### REQUIRED ACTION A
In the blog post about library catalog interfaces, which single type of search now shows results by relevancy ranking by default?
### REQUIRED ACTION B
From the blog post about library catalog interfaces, copy word for word the passage between "From my limited" and "to take place.", inclusive.

Thanks for the question, Mark, on what gives--are we looking at replacing our whole ILS, or do we maintain our OPAC interface AND put up additional resource discovery interfaces such as WorldCat Local, VuFind, Primo, or Blacklight.
In reading over the posts to this blog, I am noticing two things that folks have mentioned. One is that their libraries are either in the process of replacing their ILS or looking to decouple their public library catalog interface and offer something completely new.
From my limited pointed of view, replacing the whole ILS is a long, slow, tedious process involving a lot of decision makers. Yet so much innovation is going on in user interfaces now. I'd hate to be stuck with my clunky Voyager interface for years longer while I wait for it to slowly upgrade, or wait for the whole RFP process to take place.
Some of my library patrons have told me "your library catalog is 10 years out of date." And "I can't find anything unless I know what I'm looking for." Frankly it isn't really true that the catalog is 10 years out of date. People forget how fast things have changed! But it sure seems like it when other interfaces around us like for Amazon and Google seem to be updating all the time and are so simple while our catalog is still using old search strategies. We've only last month implemented relevancy ranking in search results as the default, and this is only in one type of search--words anywhere. If you do a title search, it's still alpha order. And we still can't really do any sort of faceting of search results.
So for all of these reasons, I'm looking to make our public library catalog software something that runs far faster and is far easier to revise and update than what we have currently. And I don't want to wait. Long ago we used locally created interface software called NLS--it was decoupled from our ILS. Frankly with live linking out to grab the circulation status, I'm thinking decoupling our OPAC interface a better choice for library patrons now, given that there are far better indexing and web searching tools available than there were when we moved off the old NLS platform. By decoupling our catalog interface from our ILS, we'll be able to more quickly innovate and more quickly integrate journal article searching and other types of data with our catalog data. (Yes we have MetaLib and we can do metasearching, but in real-time it isn't quick. I'm really thinking pre-harvesting and indexing of various data feeds is a better solution for patrons in most cases.) Because if it's one thing I hear and see all the time, it's that people won't wait. If it's not fun to search and the results are overwhelming, they soon leave.
And besides, I think my co-worker Steve Meyer, and other library bloggers whose names I am not currently remembering have a good point that it's time to make software much faster than we've been able to in the past. It's time to actually control the interface our public sees. And maybe we'll learn something about indexing in the process.

Items listed in a dataset
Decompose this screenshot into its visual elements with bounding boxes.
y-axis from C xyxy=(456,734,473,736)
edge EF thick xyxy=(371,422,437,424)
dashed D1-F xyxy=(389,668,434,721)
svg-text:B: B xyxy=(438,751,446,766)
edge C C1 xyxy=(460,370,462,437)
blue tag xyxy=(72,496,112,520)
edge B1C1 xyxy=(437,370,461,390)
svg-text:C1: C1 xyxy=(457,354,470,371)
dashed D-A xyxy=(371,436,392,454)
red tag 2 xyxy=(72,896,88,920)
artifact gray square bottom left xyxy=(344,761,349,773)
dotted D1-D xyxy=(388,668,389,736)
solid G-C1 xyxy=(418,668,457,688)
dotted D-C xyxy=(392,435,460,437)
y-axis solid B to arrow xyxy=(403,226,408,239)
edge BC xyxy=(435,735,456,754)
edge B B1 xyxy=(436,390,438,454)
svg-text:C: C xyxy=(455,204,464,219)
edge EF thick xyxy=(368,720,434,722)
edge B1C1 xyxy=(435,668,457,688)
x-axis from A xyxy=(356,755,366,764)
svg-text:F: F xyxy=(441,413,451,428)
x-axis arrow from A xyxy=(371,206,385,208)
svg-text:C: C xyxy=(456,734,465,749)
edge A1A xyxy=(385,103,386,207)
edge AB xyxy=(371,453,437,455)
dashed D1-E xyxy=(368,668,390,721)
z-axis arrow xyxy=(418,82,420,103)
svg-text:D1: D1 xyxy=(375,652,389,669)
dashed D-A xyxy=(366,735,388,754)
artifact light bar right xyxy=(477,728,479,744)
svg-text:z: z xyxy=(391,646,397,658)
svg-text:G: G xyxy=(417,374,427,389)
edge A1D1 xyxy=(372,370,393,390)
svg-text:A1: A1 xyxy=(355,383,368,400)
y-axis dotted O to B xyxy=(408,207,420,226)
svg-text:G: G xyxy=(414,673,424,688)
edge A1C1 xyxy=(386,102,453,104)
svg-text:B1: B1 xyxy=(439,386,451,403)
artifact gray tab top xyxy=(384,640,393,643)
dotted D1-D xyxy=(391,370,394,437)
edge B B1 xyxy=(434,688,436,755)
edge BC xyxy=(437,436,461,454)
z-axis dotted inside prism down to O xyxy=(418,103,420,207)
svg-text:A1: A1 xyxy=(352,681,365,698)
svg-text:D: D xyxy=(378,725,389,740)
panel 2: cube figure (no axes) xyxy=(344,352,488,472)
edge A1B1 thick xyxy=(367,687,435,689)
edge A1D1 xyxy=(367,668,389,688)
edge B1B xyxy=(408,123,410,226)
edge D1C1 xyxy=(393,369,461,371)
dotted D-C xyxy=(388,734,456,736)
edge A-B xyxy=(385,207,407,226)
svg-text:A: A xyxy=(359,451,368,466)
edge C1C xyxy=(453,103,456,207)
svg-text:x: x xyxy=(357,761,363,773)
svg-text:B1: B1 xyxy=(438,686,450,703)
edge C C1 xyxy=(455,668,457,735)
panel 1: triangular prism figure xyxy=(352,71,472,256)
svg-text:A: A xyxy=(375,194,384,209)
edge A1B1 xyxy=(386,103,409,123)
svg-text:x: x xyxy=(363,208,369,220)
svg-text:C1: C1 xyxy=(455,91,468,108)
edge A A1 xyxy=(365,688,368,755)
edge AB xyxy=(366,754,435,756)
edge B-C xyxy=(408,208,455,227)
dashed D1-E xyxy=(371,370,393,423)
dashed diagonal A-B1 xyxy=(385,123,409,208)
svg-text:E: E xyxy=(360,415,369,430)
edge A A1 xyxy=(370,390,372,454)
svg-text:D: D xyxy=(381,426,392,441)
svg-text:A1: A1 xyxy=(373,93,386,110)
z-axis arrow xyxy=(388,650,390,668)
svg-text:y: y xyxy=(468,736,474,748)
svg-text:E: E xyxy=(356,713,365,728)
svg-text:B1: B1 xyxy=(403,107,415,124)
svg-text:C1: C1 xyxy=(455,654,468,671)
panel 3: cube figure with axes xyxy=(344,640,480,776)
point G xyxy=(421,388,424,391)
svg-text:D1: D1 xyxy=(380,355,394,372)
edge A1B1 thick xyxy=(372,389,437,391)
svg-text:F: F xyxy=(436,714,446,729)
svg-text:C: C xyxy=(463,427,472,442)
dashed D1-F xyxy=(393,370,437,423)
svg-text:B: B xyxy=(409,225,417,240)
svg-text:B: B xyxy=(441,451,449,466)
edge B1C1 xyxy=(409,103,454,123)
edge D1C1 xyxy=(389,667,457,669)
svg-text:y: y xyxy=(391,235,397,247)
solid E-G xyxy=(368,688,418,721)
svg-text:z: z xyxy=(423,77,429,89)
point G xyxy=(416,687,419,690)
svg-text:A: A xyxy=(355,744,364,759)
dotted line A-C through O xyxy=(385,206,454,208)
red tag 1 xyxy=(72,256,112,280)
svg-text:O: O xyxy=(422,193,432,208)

### YOUR SOLUTION A
The "words anywhere" search.

### YOUR SOLUTION B
From my limited pointed of view, replacing the whole ILS is a long, slow, tedious process involving a lot of decision makers. Yet so much innovation is going on in user interfaces now. I'd hate to be stuck with my clunky Voyager interface for years longer while I wait for it to slowly upgrade, or wait for the whole RFP process to take place.